DATA EXTRACT start

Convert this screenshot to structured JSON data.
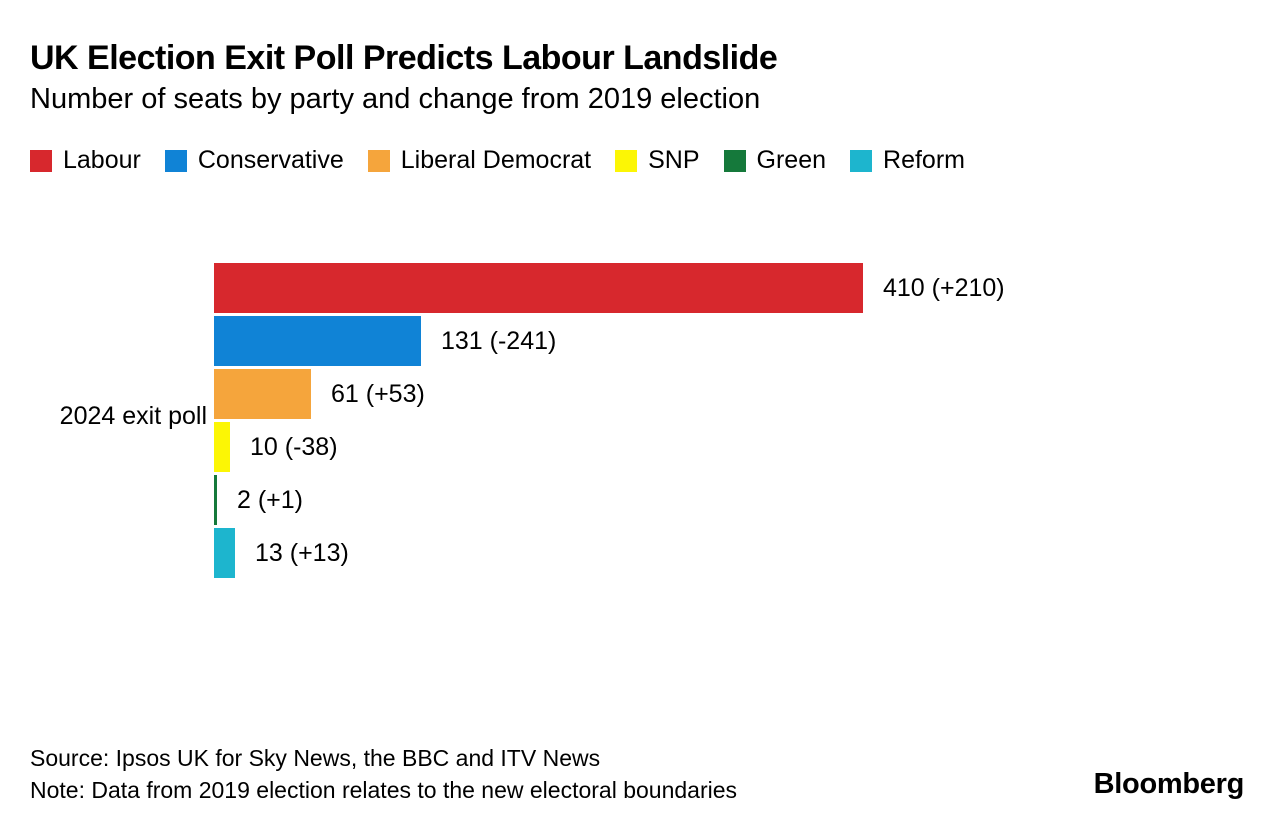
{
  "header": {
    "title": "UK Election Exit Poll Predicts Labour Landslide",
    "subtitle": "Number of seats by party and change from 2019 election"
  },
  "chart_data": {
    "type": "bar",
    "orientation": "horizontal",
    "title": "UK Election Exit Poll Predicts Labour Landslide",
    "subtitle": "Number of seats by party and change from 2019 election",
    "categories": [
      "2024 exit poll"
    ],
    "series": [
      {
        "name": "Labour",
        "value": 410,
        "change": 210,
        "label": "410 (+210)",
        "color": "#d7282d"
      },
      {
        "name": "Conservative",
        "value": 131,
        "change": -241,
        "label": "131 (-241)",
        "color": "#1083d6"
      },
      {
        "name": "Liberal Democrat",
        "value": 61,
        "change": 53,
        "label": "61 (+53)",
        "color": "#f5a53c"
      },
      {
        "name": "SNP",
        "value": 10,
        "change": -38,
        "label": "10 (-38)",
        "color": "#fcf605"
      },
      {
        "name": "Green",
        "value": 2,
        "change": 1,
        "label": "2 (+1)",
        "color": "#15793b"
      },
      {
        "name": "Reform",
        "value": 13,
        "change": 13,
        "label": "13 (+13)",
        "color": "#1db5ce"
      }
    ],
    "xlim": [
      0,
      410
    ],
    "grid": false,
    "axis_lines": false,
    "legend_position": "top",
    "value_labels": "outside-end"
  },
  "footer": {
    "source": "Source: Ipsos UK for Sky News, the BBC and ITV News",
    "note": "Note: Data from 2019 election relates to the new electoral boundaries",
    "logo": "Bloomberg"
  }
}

DATA EXTRACT end
DATA EXTRACT start

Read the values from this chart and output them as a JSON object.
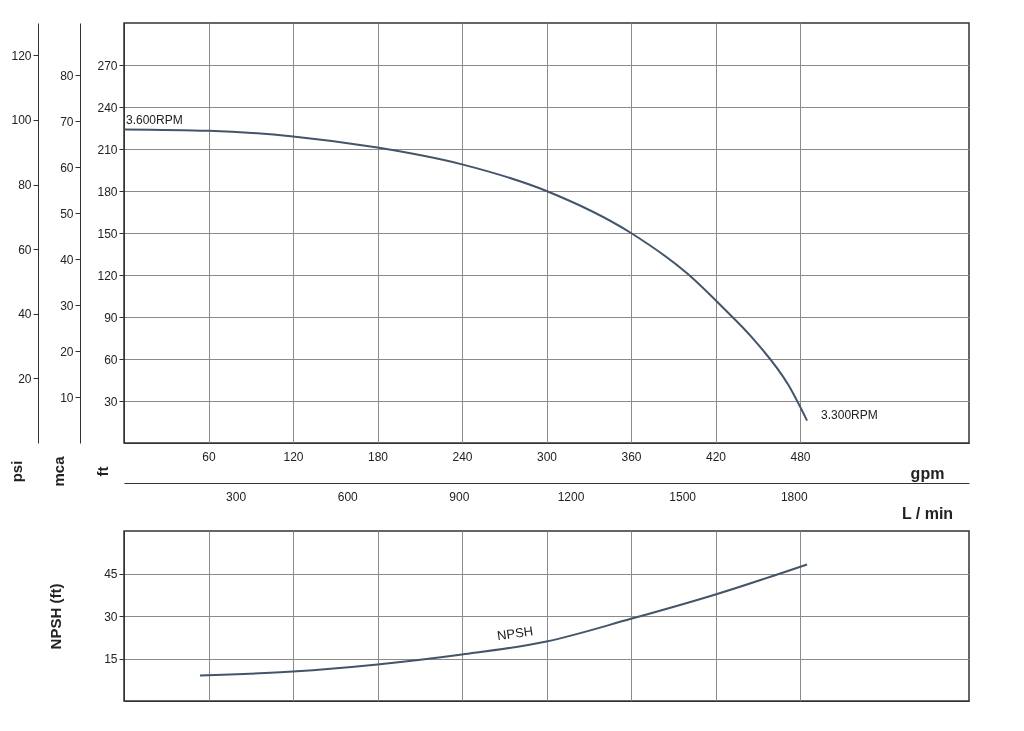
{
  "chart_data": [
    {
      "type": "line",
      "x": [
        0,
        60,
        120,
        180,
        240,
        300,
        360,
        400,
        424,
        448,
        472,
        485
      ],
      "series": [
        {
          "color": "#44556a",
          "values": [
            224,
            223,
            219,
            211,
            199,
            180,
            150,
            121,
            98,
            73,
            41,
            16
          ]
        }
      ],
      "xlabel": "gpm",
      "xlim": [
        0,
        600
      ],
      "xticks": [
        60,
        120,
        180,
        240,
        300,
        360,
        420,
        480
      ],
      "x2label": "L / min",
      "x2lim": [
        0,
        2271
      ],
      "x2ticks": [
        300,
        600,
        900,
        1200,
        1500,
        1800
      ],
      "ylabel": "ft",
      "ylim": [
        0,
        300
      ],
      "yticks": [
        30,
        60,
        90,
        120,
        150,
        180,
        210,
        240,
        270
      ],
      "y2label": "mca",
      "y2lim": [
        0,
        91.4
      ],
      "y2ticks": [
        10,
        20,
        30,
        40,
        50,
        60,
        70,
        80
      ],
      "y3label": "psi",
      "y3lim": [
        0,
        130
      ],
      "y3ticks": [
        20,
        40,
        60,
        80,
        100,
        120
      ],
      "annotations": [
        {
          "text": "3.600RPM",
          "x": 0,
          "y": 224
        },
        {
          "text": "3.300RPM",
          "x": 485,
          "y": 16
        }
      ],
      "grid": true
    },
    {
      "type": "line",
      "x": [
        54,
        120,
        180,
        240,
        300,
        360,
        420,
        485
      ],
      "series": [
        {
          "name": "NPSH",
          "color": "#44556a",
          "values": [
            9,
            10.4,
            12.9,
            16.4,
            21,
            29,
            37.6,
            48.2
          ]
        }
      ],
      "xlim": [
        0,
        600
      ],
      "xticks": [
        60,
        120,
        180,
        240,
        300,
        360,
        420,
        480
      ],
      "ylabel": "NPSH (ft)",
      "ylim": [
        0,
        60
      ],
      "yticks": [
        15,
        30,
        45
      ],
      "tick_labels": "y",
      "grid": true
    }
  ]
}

DATA EXTRACT end

Only lines holding the string "Number" are wanted; gather each one from the entries above.

→ CORRECT RESULT
    "subtitle": "Number of seats by party and change from 2019 election"
    "subtitle": "Number of seats by party and change from 2019 election",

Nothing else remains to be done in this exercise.